Work instructions:
Reproduce each record below exactly as written.

The input:
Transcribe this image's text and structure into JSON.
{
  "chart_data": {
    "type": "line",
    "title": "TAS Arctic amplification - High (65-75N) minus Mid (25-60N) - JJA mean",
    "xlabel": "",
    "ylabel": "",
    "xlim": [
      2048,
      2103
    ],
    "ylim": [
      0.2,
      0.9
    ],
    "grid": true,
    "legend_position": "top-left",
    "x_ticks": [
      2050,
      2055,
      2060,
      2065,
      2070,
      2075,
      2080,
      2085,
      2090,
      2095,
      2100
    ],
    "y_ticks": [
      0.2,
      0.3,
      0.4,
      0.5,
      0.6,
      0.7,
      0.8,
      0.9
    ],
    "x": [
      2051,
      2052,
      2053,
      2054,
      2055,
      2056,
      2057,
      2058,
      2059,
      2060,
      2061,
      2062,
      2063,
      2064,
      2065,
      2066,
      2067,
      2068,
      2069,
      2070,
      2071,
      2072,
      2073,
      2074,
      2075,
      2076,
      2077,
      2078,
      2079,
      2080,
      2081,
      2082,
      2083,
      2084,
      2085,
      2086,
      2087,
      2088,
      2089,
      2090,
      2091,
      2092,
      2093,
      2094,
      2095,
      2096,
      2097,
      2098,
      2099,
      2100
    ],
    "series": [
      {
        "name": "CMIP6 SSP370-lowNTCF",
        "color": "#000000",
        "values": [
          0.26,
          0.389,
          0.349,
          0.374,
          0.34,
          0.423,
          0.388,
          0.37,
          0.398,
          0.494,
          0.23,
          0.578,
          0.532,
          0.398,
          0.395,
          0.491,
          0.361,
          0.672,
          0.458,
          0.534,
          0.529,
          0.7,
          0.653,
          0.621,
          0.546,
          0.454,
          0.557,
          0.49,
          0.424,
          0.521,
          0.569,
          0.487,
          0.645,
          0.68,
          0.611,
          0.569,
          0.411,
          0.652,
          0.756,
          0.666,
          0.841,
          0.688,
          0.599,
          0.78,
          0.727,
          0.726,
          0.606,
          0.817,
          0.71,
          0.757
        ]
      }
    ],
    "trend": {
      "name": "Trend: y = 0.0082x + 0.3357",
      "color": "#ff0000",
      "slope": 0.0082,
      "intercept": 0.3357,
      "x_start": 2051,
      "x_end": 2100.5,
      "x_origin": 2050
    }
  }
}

Right answer:
Transcribe this image's text and structure into JSON.
{
  "chart_data": {
    "type": "line",
    "title": "TAS Arctic amplification - High (65-75N) minus Mid (25-60N) - JJA mean",
    "xlabel": "",
    "ylabel": "",
    "xlim": [
      2048,
      2103
    ],
    "ylim": [
      0.2,
      0.9
    ],
    "grid": true,
    "legend_position": "top-left",
    "x_ticks": [
      2050,
      2055,
      2060,
      2065,
      2070,
      2075,
      2080,
      2085,
      2090,
      2095,
      2100
    ],
    "y_ticks": [
      0.2,
      0.3,
      0.4,
      0.5,
      0.6,
      0.7,
      0.8,
      0.9
    ],
    "x": [
      2051,
      2052,
      2053,
      2054,
      2055,
      2056,
      2057,
      2058,
      2059,
      2060,
      2061,
      2062,
      2063,
      2064,
      2065,
      2066,
      2067,
      2068,
      2069,
      2070,
      2071,
      2072,
      2073,
      2074,
      2075,
      2076,
      2077,
      2078,
      2079,
      2080,
      2081,
      2082,
      2083,
      2084,
      2085,
      2086,
      2087,
      2088,
      2089,
      2090,
      2091,
      2092,
      2093,
      2094,
      2095,
      2096,
      2097,
      2098,
      2099,
      2100
    ],
    "series": [
      {
        "name": "CMIP6 SSP370-lowNTCF",
        "color": "#000000",
        "values": [
          0.26,
          0.389,
          0.349,
          0.374,
          0.34,
          0.423,
          0.388,
          0.37,
          0.398,
          0.494,
          0.23,
          0.578,
          0.532,
          0.398,
          0.395,
          0.491,
          0.361,
          0.672,
          0.458,
          0.534,
          0.529,
          0.7,
          0.653,
          0.621,
          0.546,
          0.454,
          0.557,
          0.49,
          0.424,
          0.521,
          0.569,
          0.487,
          0.645,
          0.68,
          0.611,
          0.569,
          0.411,
          0.652,
          0.756,
          0.666,
          0.841,
          0.688,
          0.599,
          0.78,
          0.727,
          0.726,
          0.606,
          0.817,
          0.71,
          0.757
        ]
      }
    ],
    "trend": {
      "name": "Trend: y = 0.0082x + 0.3357",
      "color": "#ff0000",
      "slope": 0.0082,
      "intercept": 0.3357,
      "x_start": 2051,
      "x_end": 2100.5,
      "x_origin": 2050
    }
  }
}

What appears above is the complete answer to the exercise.